• _PROBLEM STATEMENT_: Print each line of the listing once more, precisely as given.

%%

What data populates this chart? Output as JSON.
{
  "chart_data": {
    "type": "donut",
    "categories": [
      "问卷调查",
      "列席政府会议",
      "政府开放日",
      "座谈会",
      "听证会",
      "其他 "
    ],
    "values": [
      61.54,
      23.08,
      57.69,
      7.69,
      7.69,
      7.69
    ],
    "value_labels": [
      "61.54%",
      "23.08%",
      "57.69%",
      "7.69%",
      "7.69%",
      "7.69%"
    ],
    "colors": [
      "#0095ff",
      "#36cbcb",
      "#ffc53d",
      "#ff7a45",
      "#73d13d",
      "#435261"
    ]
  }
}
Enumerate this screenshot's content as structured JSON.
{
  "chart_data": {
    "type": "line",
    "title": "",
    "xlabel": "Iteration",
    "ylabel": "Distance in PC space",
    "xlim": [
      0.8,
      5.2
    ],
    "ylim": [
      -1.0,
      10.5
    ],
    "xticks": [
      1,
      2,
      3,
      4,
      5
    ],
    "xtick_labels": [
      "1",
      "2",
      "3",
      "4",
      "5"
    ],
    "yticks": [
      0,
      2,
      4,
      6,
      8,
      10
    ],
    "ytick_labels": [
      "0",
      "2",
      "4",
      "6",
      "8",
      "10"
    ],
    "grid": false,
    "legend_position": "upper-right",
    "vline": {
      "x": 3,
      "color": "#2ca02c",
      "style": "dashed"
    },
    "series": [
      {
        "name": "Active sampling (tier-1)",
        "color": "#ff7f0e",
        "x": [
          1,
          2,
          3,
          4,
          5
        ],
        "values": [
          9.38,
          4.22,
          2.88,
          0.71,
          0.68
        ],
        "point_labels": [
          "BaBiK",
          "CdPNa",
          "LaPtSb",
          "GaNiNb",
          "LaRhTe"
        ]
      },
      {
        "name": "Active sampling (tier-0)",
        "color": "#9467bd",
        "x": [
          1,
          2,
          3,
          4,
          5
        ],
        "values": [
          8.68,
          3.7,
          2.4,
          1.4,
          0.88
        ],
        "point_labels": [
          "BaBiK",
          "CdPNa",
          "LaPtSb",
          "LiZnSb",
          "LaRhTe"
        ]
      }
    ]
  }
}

%%

• _THE ANSWER_:
What data populates this chart? Output as JSON.
{
  "chart_data": {
    "type": "donut",
    "categories": [
      "问卷调查",
      "列席政府会议",
      "政府开放日",
      "座谈会",
      "听证会",
      "其他 "
    ],
    "values": [
      61.54,
      23.08,
      57.69,
      7.69,
      7.69,
      7.69
    ],
    "value_labels": [
      "61.54%",
      "23.08%",
      "57.69%",
      "7.69%",
      "7.69%",
      "7.69%"
    ],
    "colors": [
      "#0095ff",
      "#36cbcb",
      "#ffc53d",
      "#ff7a45",
      "#73d13d",
      "#435261"
    ]
  }
}
Enumerate this screenshot's content as structured JSON.
{
  "chart_data": {
    "type": "line",
    "title": "",
    "xlabel": "Iteration",
    "ylabel": "Distance in PC space",
    "xlim": [
      0.8,
      5.2
    ],
    "ylim": [
      -1.0,
      10.5
    ],
    "xticks": [
      1,
      2,
      3,
      4,
      5
    ],
    "xtick_labels": [
      "1",
      "2",
      "3",
      "4",
      "5"
    ],
    "yticks": [
      0,
      2,
      4,
      6,
      8,
      10
    ],
    "ytick_labels": [
      "0",
      "2",
      "4",
      "6",
      "8",
      "10"
    ],
    "grid": false,
    "legend_position": "upper-right",
    "vline": {
      "x": 3,
      "color": "#2ca02c",
      "style": "dashed"
    },
    "series": [
      {
        "name": "Active sampling (tier-1)",
        "color": "#ff7f0e",
        "x": [
          1,
          2,
          3,
          4,
          5
        ],
        "values": [
          9.38,
          4.22,
          2.88,
          0.71,
          0.68
        ],
        "point_labels": [
          "BaBiK",
          "CdPNa",
          "LaPtSb",
          "GaNiNb",
          "LaRhTe"
        ]
      },
      {
        "name": "Active sampling (tier-0)",
        "color": "#9467bd",
        "x": [
          1,
          2,
          3,
          4,
          5
        ],
        "values": [
          8.68,
          3.7,
          2.4,
          1.4,
          0.88
        ],
        "point_labels": [
          "BaBiK",
          "CdPNa",
          "LaPtSb",
          "LiZnSb",
          "LaRhTe"
        ]
      }
    ]
  }
}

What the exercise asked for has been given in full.